Entries supplied
--- start ---
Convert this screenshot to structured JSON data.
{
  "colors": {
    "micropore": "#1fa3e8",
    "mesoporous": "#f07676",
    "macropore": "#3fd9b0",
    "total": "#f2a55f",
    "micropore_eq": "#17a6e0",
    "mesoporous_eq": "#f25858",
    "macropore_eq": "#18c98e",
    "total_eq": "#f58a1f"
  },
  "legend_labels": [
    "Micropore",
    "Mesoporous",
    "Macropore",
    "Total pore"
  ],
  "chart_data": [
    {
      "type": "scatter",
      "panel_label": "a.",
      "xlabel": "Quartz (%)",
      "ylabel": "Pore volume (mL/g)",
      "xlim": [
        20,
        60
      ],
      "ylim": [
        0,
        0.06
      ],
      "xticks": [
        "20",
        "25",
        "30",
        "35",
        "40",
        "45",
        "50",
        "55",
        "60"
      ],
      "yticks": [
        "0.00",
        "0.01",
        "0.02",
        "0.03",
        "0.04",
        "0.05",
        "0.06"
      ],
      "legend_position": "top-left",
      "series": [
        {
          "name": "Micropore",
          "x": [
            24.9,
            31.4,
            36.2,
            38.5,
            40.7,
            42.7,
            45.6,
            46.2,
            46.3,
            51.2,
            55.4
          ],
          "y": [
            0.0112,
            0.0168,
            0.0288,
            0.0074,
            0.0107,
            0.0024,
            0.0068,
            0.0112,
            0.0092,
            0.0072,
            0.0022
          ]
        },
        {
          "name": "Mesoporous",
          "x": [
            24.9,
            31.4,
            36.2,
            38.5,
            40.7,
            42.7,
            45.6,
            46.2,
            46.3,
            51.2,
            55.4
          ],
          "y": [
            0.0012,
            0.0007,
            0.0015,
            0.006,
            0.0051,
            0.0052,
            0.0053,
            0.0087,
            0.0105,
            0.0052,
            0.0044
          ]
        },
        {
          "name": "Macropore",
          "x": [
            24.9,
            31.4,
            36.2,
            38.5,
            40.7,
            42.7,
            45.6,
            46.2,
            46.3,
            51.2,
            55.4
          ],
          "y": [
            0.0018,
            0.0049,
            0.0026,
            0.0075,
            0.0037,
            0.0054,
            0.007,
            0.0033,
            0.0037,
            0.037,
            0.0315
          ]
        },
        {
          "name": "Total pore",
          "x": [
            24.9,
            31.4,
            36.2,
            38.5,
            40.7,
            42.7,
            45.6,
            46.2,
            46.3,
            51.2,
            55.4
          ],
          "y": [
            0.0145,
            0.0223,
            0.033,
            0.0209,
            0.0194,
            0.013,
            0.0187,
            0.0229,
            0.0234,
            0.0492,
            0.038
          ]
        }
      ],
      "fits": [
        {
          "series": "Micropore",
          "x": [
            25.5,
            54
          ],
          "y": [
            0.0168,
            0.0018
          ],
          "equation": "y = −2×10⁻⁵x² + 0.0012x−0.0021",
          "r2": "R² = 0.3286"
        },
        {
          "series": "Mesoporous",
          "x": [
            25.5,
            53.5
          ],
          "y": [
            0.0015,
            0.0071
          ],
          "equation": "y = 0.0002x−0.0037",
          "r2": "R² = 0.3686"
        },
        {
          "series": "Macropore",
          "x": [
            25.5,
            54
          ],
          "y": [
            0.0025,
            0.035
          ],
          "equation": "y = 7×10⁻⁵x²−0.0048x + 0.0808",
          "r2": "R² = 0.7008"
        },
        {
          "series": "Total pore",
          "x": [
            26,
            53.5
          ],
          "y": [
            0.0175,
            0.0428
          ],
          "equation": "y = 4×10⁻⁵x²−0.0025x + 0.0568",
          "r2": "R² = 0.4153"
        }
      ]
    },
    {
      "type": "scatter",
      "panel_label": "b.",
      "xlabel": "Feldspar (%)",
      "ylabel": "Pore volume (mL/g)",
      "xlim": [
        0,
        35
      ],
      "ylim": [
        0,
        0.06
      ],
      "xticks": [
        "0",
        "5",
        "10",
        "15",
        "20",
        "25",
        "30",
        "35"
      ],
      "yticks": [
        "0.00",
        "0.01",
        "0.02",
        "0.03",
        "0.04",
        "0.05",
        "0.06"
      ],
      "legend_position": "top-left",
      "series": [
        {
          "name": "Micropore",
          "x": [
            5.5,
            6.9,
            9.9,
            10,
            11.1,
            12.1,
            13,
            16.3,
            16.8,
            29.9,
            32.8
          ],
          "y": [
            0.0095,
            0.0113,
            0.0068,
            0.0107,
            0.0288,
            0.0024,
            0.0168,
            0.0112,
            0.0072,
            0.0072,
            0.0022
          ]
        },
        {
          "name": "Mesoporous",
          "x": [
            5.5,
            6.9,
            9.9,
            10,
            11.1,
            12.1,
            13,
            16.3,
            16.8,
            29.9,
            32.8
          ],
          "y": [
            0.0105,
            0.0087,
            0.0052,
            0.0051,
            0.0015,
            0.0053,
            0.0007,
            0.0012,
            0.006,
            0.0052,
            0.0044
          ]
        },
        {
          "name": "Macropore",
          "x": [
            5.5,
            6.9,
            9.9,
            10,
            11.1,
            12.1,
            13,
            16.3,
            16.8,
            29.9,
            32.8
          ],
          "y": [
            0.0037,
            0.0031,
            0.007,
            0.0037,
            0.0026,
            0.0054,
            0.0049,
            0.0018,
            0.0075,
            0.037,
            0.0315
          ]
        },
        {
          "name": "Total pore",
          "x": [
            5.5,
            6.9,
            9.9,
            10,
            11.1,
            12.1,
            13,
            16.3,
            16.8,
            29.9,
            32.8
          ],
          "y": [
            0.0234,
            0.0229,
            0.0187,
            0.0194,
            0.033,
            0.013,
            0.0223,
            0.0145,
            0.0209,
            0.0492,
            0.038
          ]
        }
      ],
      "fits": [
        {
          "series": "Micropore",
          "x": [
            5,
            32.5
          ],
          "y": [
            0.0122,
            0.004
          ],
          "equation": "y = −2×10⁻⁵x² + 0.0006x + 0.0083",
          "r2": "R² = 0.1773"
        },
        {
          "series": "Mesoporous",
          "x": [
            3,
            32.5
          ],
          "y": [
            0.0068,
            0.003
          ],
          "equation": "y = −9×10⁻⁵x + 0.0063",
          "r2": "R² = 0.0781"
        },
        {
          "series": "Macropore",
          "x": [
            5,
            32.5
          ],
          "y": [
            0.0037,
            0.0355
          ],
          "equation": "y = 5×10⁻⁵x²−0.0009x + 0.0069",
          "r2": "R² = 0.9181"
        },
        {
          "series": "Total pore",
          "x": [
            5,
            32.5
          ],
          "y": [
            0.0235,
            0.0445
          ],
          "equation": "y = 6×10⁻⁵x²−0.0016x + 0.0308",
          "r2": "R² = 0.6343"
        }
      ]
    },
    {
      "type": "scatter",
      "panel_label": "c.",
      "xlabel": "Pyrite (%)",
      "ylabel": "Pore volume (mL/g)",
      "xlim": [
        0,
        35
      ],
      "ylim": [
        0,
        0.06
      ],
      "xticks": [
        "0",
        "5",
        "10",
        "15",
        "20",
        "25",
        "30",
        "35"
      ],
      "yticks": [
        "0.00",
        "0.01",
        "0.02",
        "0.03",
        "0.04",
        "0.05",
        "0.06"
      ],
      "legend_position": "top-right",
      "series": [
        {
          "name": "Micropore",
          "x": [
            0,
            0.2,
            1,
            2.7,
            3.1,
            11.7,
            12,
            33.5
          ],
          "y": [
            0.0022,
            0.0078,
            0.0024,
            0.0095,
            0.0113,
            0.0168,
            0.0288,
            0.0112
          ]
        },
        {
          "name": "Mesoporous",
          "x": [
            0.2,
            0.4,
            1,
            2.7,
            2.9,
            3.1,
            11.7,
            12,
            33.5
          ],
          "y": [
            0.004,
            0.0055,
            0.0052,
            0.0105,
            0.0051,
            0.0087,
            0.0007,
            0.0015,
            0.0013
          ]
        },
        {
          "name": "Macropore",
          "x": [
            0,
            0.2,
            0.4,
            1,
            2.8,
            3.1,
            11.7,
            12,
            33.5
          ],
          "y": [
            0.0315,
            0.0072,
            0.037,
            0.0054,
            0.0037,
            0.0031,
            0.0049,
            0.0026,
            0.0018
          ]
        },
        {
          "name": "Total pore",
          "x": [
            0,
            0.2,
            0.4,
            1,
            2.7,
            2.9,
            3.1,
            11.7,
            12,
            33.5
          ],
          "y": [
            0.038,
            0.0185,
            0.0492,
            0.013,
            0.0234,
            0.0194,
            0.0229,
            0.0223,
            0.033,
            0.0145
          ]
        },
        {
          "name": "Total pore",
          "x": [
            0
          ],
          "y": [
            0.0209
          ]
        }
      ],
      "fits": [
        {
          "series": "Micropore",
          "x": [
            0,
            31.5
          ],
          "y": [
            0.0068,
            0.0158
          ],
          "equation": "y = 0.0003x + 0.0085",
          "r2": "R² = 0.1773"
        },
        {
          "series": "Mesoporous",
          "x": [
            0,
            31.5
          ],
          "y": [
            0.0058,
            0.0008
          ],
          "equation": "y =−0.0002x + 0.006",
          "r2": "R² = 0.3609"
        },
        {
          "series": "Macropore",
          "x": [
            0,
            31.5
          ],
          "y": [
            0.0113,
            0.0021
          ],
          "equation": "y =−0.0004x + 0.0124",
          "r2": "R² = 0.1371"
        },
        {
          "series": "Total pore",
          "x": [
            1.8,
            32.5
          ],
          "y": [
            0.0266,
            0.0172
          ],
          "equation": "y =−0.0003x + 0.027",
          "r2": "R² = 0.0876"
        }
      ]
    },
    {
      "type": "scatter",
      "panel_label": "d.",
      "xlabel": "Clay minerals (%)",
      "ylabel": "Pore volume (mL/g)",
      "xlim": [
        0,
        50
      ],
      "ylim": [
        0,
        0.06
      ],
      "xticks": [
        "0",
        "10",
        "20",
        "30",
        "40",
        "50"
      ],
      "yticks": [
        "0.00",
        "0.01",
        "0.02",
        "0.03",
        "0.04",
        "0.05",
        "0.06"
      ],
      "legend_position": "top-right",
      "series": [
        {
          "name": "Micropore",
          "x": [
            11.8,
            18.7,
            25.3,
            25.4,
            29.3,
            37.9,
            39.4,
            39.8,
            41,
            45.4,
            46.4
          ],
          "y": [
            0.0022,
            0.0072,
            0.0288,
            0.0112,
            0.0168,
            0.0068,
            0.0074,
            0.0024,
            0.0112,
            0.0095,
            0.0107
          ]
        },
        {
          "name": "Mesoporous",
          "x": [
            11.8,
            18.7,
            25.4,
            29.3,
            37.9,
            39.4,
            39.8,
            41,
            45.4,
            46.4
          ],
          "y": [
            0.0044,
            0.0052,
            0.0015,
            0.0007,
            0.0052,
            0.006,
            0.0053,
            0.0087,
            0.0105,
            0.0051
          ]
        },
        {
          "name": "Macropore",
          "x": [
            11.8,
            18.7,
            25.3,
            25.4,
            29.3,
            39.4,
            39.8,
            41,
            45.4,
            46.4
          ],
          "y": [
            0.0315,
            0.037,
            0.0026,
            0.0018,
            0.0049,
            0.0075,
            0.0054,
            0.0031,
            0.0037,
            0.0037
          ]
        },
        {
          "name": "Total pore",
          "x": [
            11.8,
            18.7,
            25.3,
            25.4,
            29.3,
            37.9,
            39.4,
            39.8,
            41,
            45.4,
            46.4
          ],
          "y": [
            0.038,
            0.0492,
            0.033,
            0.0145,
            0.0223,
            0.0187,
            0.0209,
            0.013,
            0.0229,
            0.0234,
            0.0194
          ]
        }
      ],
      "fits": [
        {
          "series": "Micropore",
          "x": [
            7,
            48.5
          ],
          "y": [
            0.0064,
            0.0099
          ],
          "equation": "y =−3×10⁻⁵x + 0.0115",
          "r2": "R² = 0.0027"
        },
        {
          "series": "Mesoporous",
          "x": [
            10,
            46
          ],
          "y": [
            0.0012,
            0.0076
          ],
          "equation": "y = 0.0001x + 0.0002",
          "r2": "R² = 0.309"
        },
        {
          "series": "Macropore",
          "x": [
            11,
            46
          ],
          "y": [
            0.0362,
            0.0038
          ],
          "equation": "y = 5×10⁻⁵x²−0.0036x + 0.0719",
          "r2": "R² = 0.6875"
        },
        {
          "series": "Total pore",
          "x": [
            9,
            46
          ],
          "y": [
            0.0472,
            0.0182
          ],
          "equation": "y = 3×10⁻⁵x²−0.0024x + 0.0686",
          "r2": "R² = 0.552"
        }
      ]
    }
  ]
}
--- end ---
Task brief
Find every line in the records above that contains the word "xlabel", and copy each one.

Exercise output
      "xlabel": "Quartz (%)",
      "xlabel": "Feldspar (%)",
      "xlabel": "Pyrite (%)",
      "xlabel": "Clay minerals (%)",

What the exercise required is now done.